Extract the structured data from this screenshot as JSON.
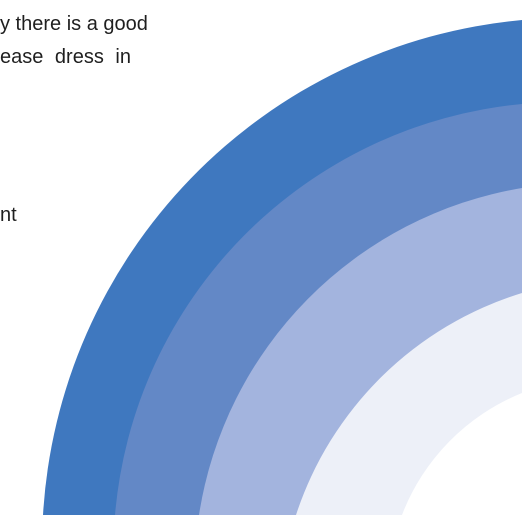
{
  "text": {
    "line1": "y there is a good",
    "line2": "ease dress in",
    "line3": "nt"
  },
  "graphic": {
    "name": "rainbow-arc",
    "colors": [
      "#3f78bf",
      "#6388c6",
      "#a3b4de",
      "#edf0f8"
    ]
  }
}
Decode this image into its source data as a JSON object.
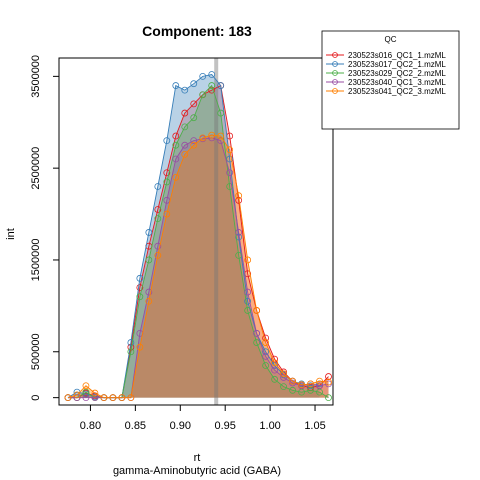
{
  "chart_data": {
    "type": "area",
    "title": "Component: 183",
    "xlabel": "rt",
    "sublabel": "gamma-Aminobutyric acid (GABA)",
    "ylabel": "int",
    "xlim": [
      0.765,
      1.07
    ],
    "ylim": [
      -80000,
      3700000
    ],
    "xticks": [
      0.8,
      0.85,
      0.9,
      0.95,
      1.0,
      1.05
    ],
    "xtick_labels": [
      "0.80",
      "0.85",
      "0.90",
      "0.95",
      "1.00",
      "1.05"
    ],
    "yticks": [
      0,
      500000,
      1500000,
      2500000,
      3500000
    ],
    "ytick_labels": [
      "0",
      "500000",
      "1500000",
      "2500000",
      "3500000"
    ],
    "marker_line": {
      "x": 0.94
    },
    "legend": {
      "title": "QC",
      "placement": "top-right"
    },
    "series": [
      {
        "name": "230523s016_QC1_1.mzML",
        "color": "#e41a1c",
        "fill": "rgba(228,26,28,0.25)",
        "x": [
          0.775,
          0.785,
          0.795,
          0.805,
          0.815,
          0.825,
          0.835,
          0.845,
          0.855,
          0.865,
          0.875,
          0.885,
          0.895,
          0.905,
          0.915,
          0.925,
          0.935,
          0.945,
          0.955,
          0.965,
          0.975,
          0.985,
          0.995,
          1.005,
          1.015,
          1.025,
          1.035,
          1.045,
          1.055,
          1.065
        ],
        "y": [
          0,
          0,
          50000,
          20000,
          0,
          0,
          0,
          550000,
          1200000,
          1650000,
          2050000,
          2450000,
          2850000,
          3100000,
          3200000,
          3300000,
          3350000,
          3400000,
          2850000,
          2150000,
          1350000,
          950000,
          650000,
          420000,
          280000,
          180000,
          130000,
          110000,
          130000,
          230000
        ]
      },
      {
        "name": "230523s017_QC2_1.mzML",
        "color": "#377eb8",
        "fill": "rgba(55,126,184,0.35)",
        "x": [
          0.775,
          0.785,
          0.795,
          0.805,
          0.815,
          0.825,
          0.835,
          0.845,
          0.855,
          0.865,
          0.875,
          0.885,
          0.895,
          0.905,
          0.915,
          0.925,
          0.935,
          0.945,
          0.955,
          0.965,
          0.975,
          0.985,
          0.995,
          1.005,
          1.015,
          1.025,
          1.035,
          1.045,
          1.055
        ],
        "y": [
          0,
          60000,
          40000,
          10000,
          0,
          0,
          0,
          600000,
          1300000,
          1800000,
          2300000,
          2800000,
          3400000,
          3350000,
          3420000,
          3500000,
          3520000,
          3400000,
          2600000,
          1750000,
          1050000,
          700000,
          500000,
          350000,
          250000,
          180000,
          150000,
          130000,
          150000
        ]
      },
      {
        "name": "230523s029_QC2_2.mzML",
        "color": "#4daf4a",
        "fill": "rgba(77,175,74,0.30)",
        "x": [
          0.775,
          0.785,
          0.795,
          0.805,
          0.815,
          0.825,
          0.835,
          0.845,
          0.855,
          0.865,
          0.875,
          0.885,
          0.895,
          0.905,
          0.915,
          0.925,
          0.935,
          0.945,
          0.955,
          0.965,
          0.975,
          0.985,
          0.995,
          1.005,
          1.015,
          1.025,
          1.035,
          1.045,
          1.055,
          1.065
        ],
        "y": [
          0,
          0,
          60000,
          0,
          0,
          0,
          0,
          500000,
          1100000,
          1500000,
          1950000,
          2350000,
          2750000,
          2950000,
          3050000,
          3300000,
          3400000,
          3100000,
          2300000,
          1550000,
          950000,
          600000,
          350000,
          200000,
          120000,
          80000,
          60000,
          80000,
          60000,
          0
        ]
      },
      {
        "name": "230523s040_QC1_3.mzML",
        "color": "#984ea3",
        "fill": "rgba(152,78,163,0.30)",
        "x": [
          0.775,
          0.785,
          0.795,
          0.805,
          0.815,
          0.825,
          0.835,
          0.845,
          0.855,
          0.865,
          0.875,
          0.885,
          0.895,
          0.905,
          0.915,
          0.925,
          0.935,
          0.945,
          0.955,
          0.965,
          0.975,
          0.985,
          0.995,
          1.005,
          1.015,
          1.025,
          1.035,
          1.045,
          1.055,
          1.065
        ],
        "y": [
          0,
          0,
          0,
          0,
          0,
          0,
          0,
          0,
          700000,
          1150000,
          1650000,
          2150000,
          2600000,
          2750000,
          2800000,
          2820000,
          2830000,
          2800000,
          2450000,
          1800000,
          1150000,
          700000,
          450000,
          300000,
          220000,
          160000,
          130000,
          150000,
          130000,
          150000
        ]
      },
      {
        "name": "230523s041_QC2_3.mzML",
        "color": "#ff7f00",
        "fill": "rgba(255,127,0,0.35)",
        "x": [
          0.775,
          0.785,
          0.795,
          0.805,
          0.815,
          0.825,
          0.835,
          0.845,
          0.855,
          0.865,
          0.875,
          0.885,
          0.895,
          0.905,
          0.915,
          0.925,
          0.935,
          0.945,
          0.955,
          0.965,
          0.975,
          0.985,
          0.995,
          1.005,
          1.015,
          1.025,
          1.035,
          1.045,
          1.055,
          1.065
        ],
        "y": [
          0,
          30000,
          130000,
          50000,
          0,
          0,
          0,
          0,
          550000,
          1050000,
          1550000,
          2000000,
          2400000,
          2650000,
          2750000,
          2830000,
          2860000,
          2850000,
          2700000,
          2200000,
          1500000,
          950000,
          600000,
          380000,
          260000,
          180000,
          140000,
          150000,
          180000,
          170000
        ]
      }
    ]
  }
}
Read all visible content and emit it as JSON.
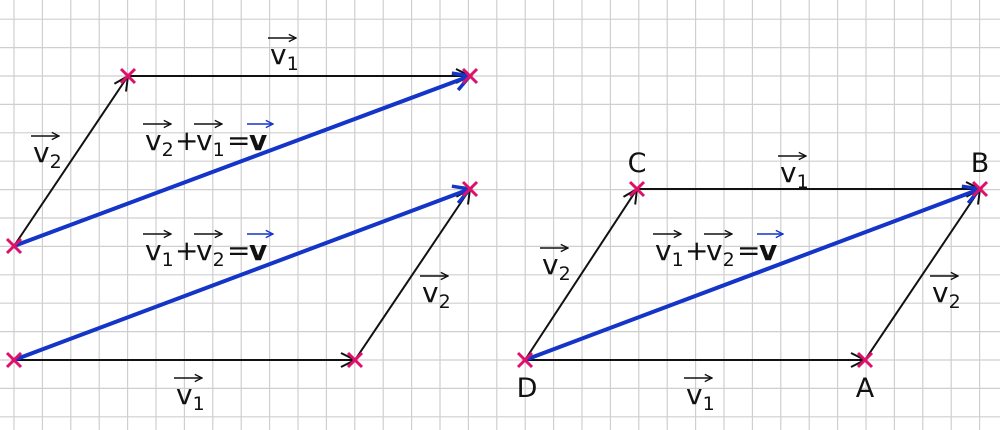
{
  "labels": [
    {
      "base": "v",
      "sub": "1"
    },
    {
      "base": "v",
      "sub": "2"
    },
    {
      "base": "v",
      "sub": "2"
    },
    {
      "base": "v",
      "sub": "1"
    },
    {
      "base": "v",
      "sub": "1"
    },
    {
      "base": "v",
      "sub": "2"
    },
    {
      "base": "v",
      "sub": "2"
    },
    {
      "base": "v",
      "sub": "1"
    }
  ],
  "equations": [
    {
      "a": {
        "base": "v",
        "sub": "2"
      },
      "op": "+",
      "b": {
        "base": "v",
        "sub": "1"
      },
      "eq": "=",
      "result": "v"
    },
    {
      "a": {
        "base": "v",
        "sub": "1"
      },
      "op": "+",
      "b": {
        "base": "v",
        "sub": "2"
      },
      "eq": "=",
      "result": "v"
    },
    {
      "a": {
        "base": "v",
        "sub": "1"
      },
      "op": "+",
      "b": {
        "base": "v",
        "sub": "2"
      },
      "eq": "=",
      "result": "v"
    }
  ],
  "points": [
    "C",
    "B",
    "D",
    "A"
  ]
}
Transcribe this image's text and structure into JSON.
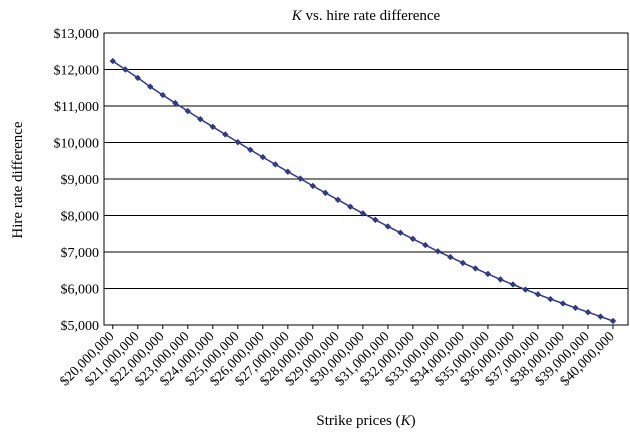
{
  "chart_data": {
    "type": "line",
    "title": {
      "main": "K",
      "rest": " vs. hire rate difference"
    },
    "xlabel": {
      "main": "Strike prices (",
      "italic": "K",
      "end": ")"
    },
    "ylabel": "Hire rate difference",
    "ylim": [
      5000,
      13000
    ],
    "yticks": [
      5000,
      6000,
      7000,
      8000,
      9000,
      10000,
      11000,
      12000,
      13000
    ],
    "ytick_labels": [
      "$5,000",
      "$6,000",
      "$7,000",
      "$8,000",
      "$9,000",
      "$10,000",
      "$11,000",
      "$12,000",
      "$13,000"
    ],
    "xlim": [
      19650000,
      40600000
    ],
    "xticks": [
      20000000,
      21000000,
      22000000,
      23000000,
      24000000,
      25000000,
      26000000,
      27000000,
      28000000,
      29000000,
      30000000,
      31000000,
      32000000,
      33000000,
      34000000,
      35000000,
      36000000,
      37000000,
      38000000,
      39000000,
      40000000
    ],
    "xtick_labels": [
      "$20,000,000",
      "$21,000,000",
      "$22,000,000",
      "$23,000,000",
      "$24,000,000",
      "$25,000,000",
      "$26,000,000",
      "$27,000,000",
      "$28,000,000",
      "$29,000,000",
      "$30,000,000",
      "$31,000,000",
      "$32,000,000",
      "$33,000,000",
      "$34,000,000",
      "$35,000,000",
      "$36,000,000",
      "$37,000,000",
      "$38,000,000",
      "$39,000,000",
      "$40,000,000"
    ],
    "grid": "horizontal",
    "color": "#2e3a87",
    "x": [
      20000000,
      20500000,
      21000000,
      21500000,
      22000000,
      22500000,
      23000000,
      23500000,
      24000000,
      24500000,
      25000000,
      25500000,
      26000000,
      26500000,
      27000000,
      27500000,
      28000000,
      28500000,
      29000000,
      29500000,
      30000000,
      30500000,
      31000000,
      31500000,
      32000000,
      32500000,
      33000000,
      33500000,
      34000000,
      34500000,
      35000000,
      35500000,
      36000000,
      36500000,
      37000000,
      37500000,
      38000000,
      38500000,
      39000000,
      39500000,
      40000000
    ],
    "values": [
      12230,
      12000,
      11770,
      11530,
      11300,
      11080,
      10860,
      10640,
      10430,
      10220,
      10010,
      9800,
      9600,
      9400,
      9200,
      9010,
      8810,
      8620,
      8430,
      8240,
      8060,
      7880,
      7700,
      7530,
      7360,
      7190,
      7020,
      6860,
      6700,
      6550,
      6400,
      6250,
      6110,
      5970,
      5840,
      5710,
      5590,
      5470,
      5350,
      5230,
      5110
    ]
  }
}
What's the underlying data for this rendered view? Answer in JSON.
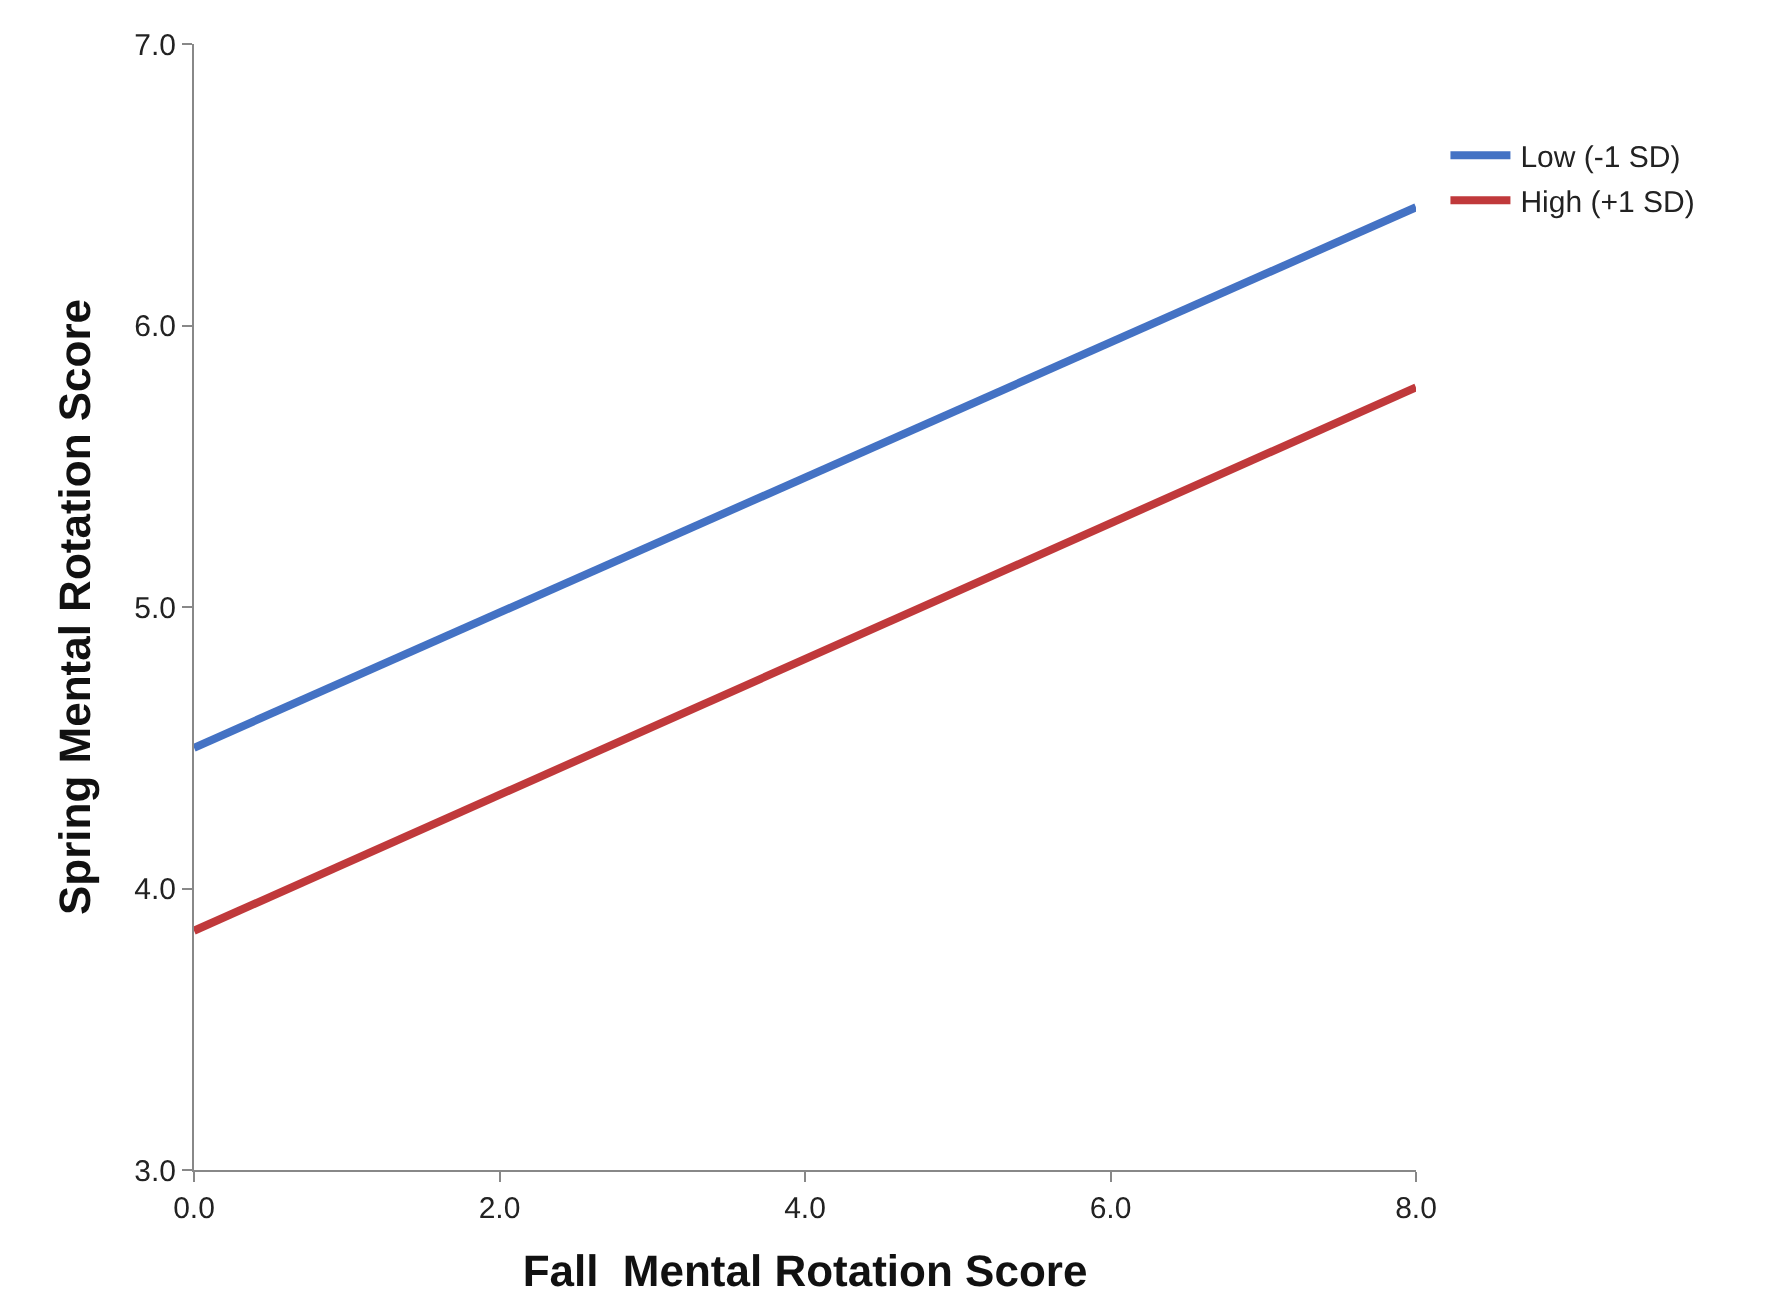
{
  "chart_data": {
    "type": "line",
    "xlabel": "Fall  Mental Rotation Score",
    "ylabel": "Spring Mental Rotation Score",
    "x": [
      0,
      8
    ],
    "series": [
      {
        "name": "Low (-1 SD)",
        "color": "#4472c4",
        "values": [
          4.5,
          6.42
        ]
      },
      {
        "name": "High (+1 SD)",
        "color": "#c0393b",
        "values": [
          3.85,
          5.78
        ]
      }
    ],
    "xlim": [
      0,
      8
    ],
    "xticks": [
      {
        "value": 0,
        "label": "0.0"
      },
      {
        "value": 2,
        "label": "2.0"
      },
      {
        "value": 4,
        "label": "4.0"
      },
      {
        "value": 6,
        "label": "6.0"
      },
      {
        "value": 8,
        "label": "8.0"
      }
    ],
    "ylim": [
      3,
      7
    ],
    "yticks": [
      {
        "value": 3,
        "label": "3.0"
      },
      {
        "value": 4,
        "label": "4.0"
      },
      {
        "value": 5,
        "label": "5.0"
      },
      {
        "value": 6,
        "label": "6.0"
      },
      {
        "value": 7,
        "label": "7.0"
      }
    ],
    "legend": "right",
    "marker": "none",
    "line_style": "solid"
  }
}
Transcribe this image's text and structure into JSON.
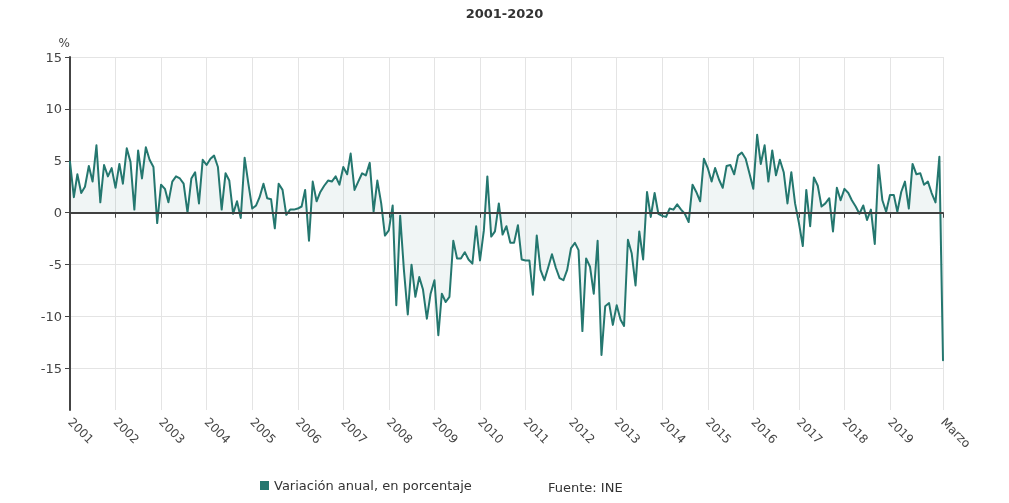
____
Written exercise: Look through the entries and return every line where "name" appears.

Solved exercise:
    "name": "rainbow-arc",
        "name": "230523s016_QC1_1.mzML",
        "name": "230523s017_QC2_1.mzML",
        "name": "230523s029_QC2_2.mzML",
        "name": "230523s040_QC1_3.mzML",
        "name": "230523s041_QC2_3.mzML",
        "name": "Low (-1 SD)",
        "name": "High (+1 SD)",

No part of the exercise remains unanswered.